* BEGIN DATA TO PROCESS *
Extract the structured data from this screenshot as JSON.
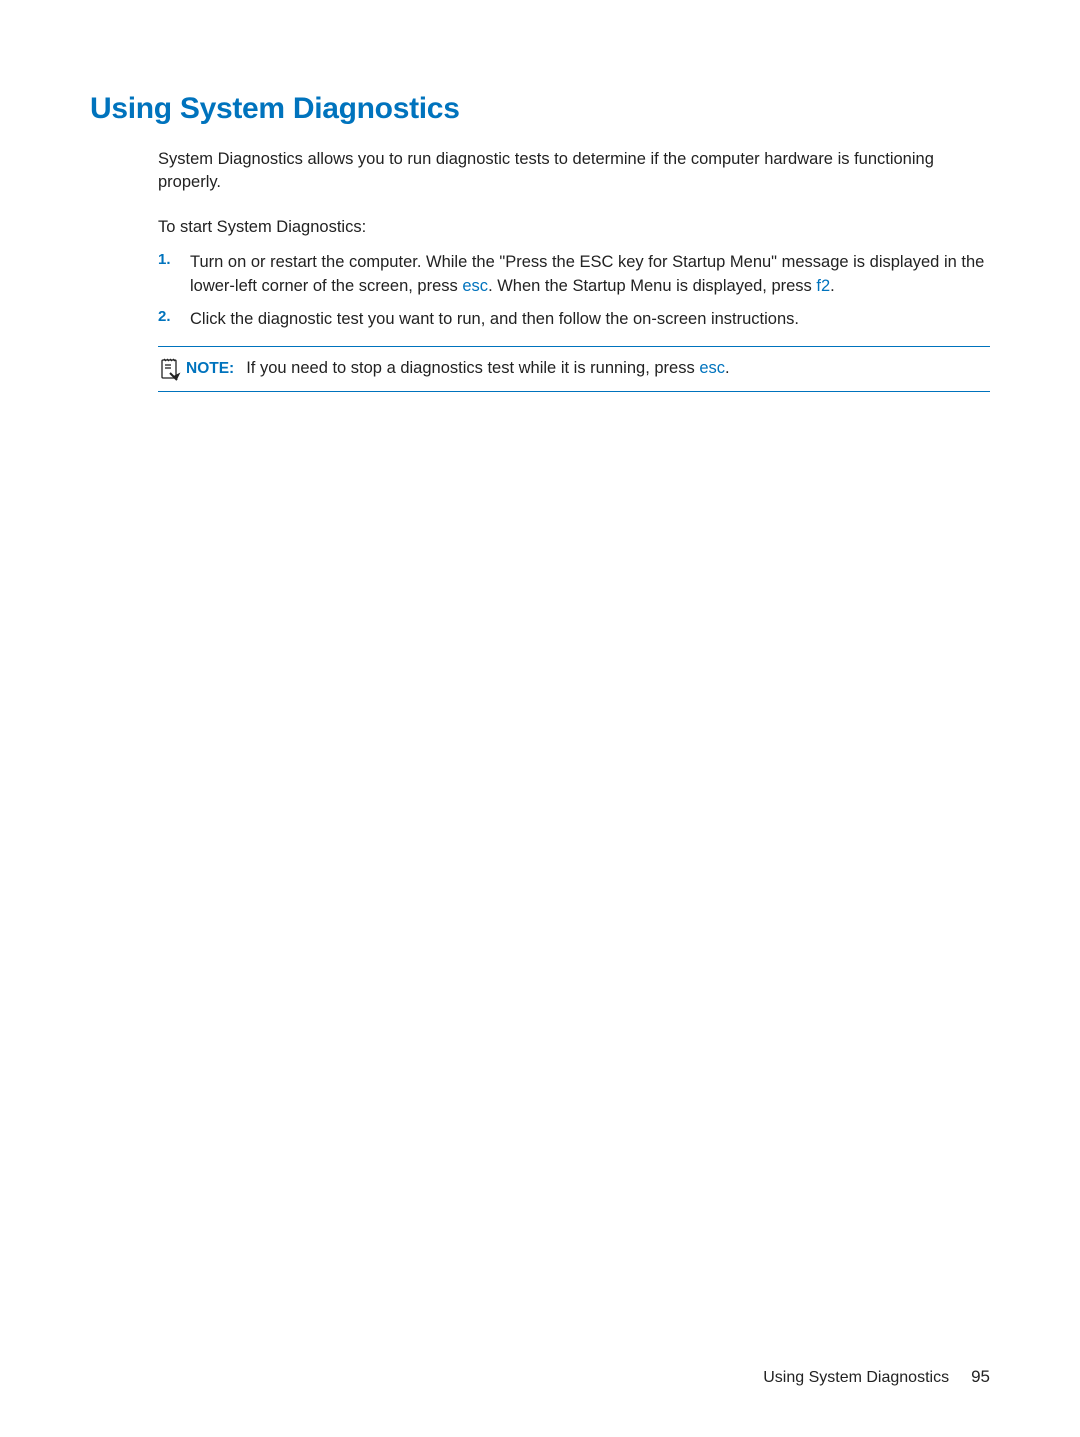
{
  "heading": "Using System Diagnostics",
  "intro": "System Diagnostics allows you to run diagnostic tests to determine if the computer hardware is functioning properly.",
  "startText": "To start System Diagnostics:",
  "steps": {
    "one": {
      "number": "1.",
      "part1": "Turn on or restart the computer. While the \"Press the ESC key for Startup Menu\" message is displayed in the lower-left corner of the screen, press ",
      "key1": "esc",
      "part2": ". When the Startup Menu is displayed, press ",
      "key2": "f2",
      "part3": "."
    },
    "two": {
      "number": "2.",
      "text": "Click the diagnostic test you want to run, and then follow the on-screen instructions."
    }
  },
  "note": {
    "label": "NOTE:",
    "part1": "If you need to stop a diagnostics test while it is running, press ",
    "key": "esc",
    "part2": "."
  },
  "footer": {
    "title": "Using System Diagnostics",
    "pageNumber": "95"
  }
}
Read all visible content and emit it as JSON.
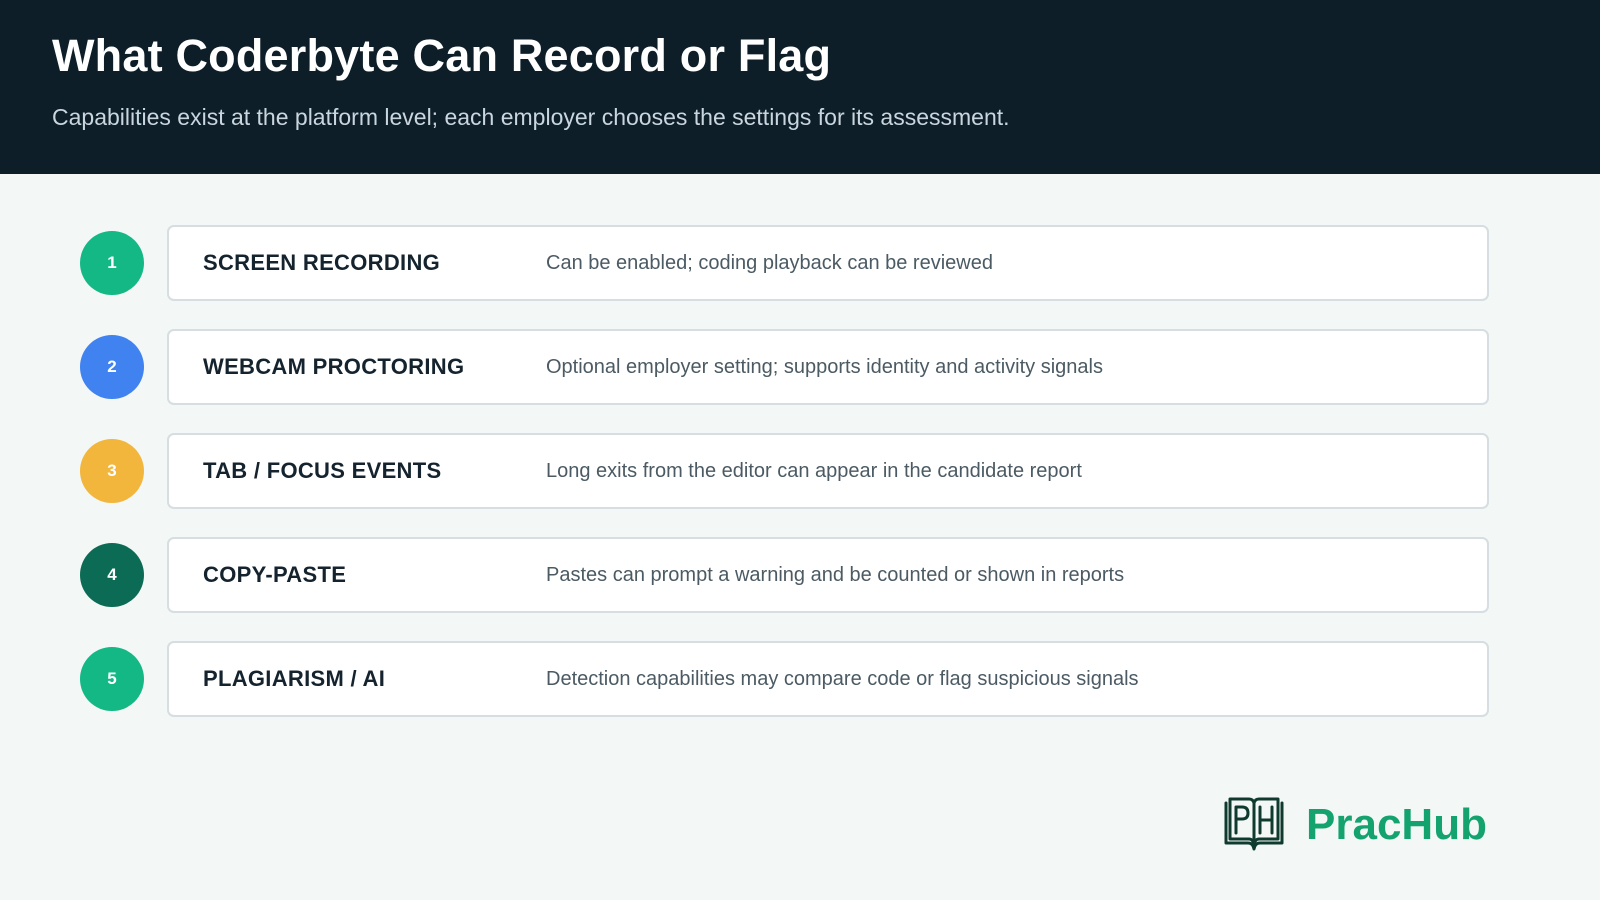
{
  "header": {
    "title": "What Coderbyte Can Record or Flag",
    "subtitle": "Capabilities exist at the platform level; each employer chooses the settings for its assessment."
  },
  "items": [
    {
      "number": "1",
      "label": "SCREEN RECORDING",
      "description": "Can be enabled; coding playback can be reviewed",
      "color": "#14b885"
    },
    {
      "number": "2",
      "label": "WEBCAM PROCTORING",
      "description": "Optional employer setting; supports identity and activity signals",
      "color": "#3f82f0"
    },
    {
      "number": "3",
      "label": "TAB / FOCUS EVENTS",
      "description": "Long exits from the editor can appear in the candidate report",
      "color": "#f2b63d"
    },
    {
      "number": "4",
      "label": "COPY-PASTE",
      "description": "Pastes can prompt a warning and be counted or shown in reports",
      "color": "#0c6b55"
    },
    {
      "number": "5",
      "label": "PLAGIARISM / AI",
      "description": "Detection capabilities may compare code or flag suspicious signals",
      "color": "#14b885"
    }
  ],
  "brand": {
    "name": "PracHub",
    "icon": "book-icon",
    "color": "#14a36f"
  }
}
* END DATA TO PROCESS *
EXERCISE OBJECTIVE: Leave out the pictures and give the listing above again exactly.

CORRECT RESULT:
Extract the structured data from this screenshot as JSON.
{
  "heading": "Using System Diagnostics",
  "intro": "System Diagnostics allows you to run diagnostic tests to determine if the computer hardware is functioning properly.",
  "startText": "To start System Diagnostics:",
  "steps": {
    "one": {
      "number": "1.",
      "part1": "Turn on or restart the computer. While the \"Press the ESC key for Startup Menu\" message is displayed in the lower-left corner of the screen, press ",
      "key1": "esc",
      "part2": ". When the Startup Menu is displayed, press ",
      "key2": "f2",
      "part3": "."
    },
    "two": {
      "number": "2.",
      "text": "Click the diagnostic test you want to run, and then follow the on-screen instructions."
    }
  },
  "note": {
    "label": "NOTE:",
    "part1": "If you need to stop a diagnostics test while it is running, press ",
    "key": "esc",
    "part2": "."
  },
  "footer": {
    "title": "Using System Diagnostics",
    "pageNumber": "95"
  }
}
Read all visible content and emit it as JSON.
{
  "header": {
    "title": "What Coderbyte Can Record or Flag",
    "subtitle": "Capabilities exist at the platform level; each employer chooses the settings for its assessment."
  },
  "items": [
    {
      "number": "1",
      "label": "SCREEN RECORDING",
      "description": "Can be enabled; coding playback can be reviewed",
      "color": "#14b885"
    },
    {
      "number": "2",
      "label": "WEBCAM PROCTORING",
      "description": "Optional employer setting; supports identity and activity signals",
      "color": "#3f82f0"
    },
    {
      "number": "3",
      "label": "TAB / FOCUS EVENTS",
      "description": "Long exits from the editor can appear in the candidate report",
      "color": "#f2b63d"
    },
    {
      "number": "4",
      "label": "COPY-PASTE",
      "description": "Pastes can prompt a warning and be counted or shown in reports",
      "color": "#0c6b55"
    },
    {
      "number": "5",
      "label": "PLAGIARISM / AI",
      "description": "Detection capabilities may compare code or flag suspicious signals",
      "color": "#14b885"
    }
  ],
  "brand": {
    "name": "PracHub",
    "icon": "book-icon",
    "color": "#14a36f"
  }
}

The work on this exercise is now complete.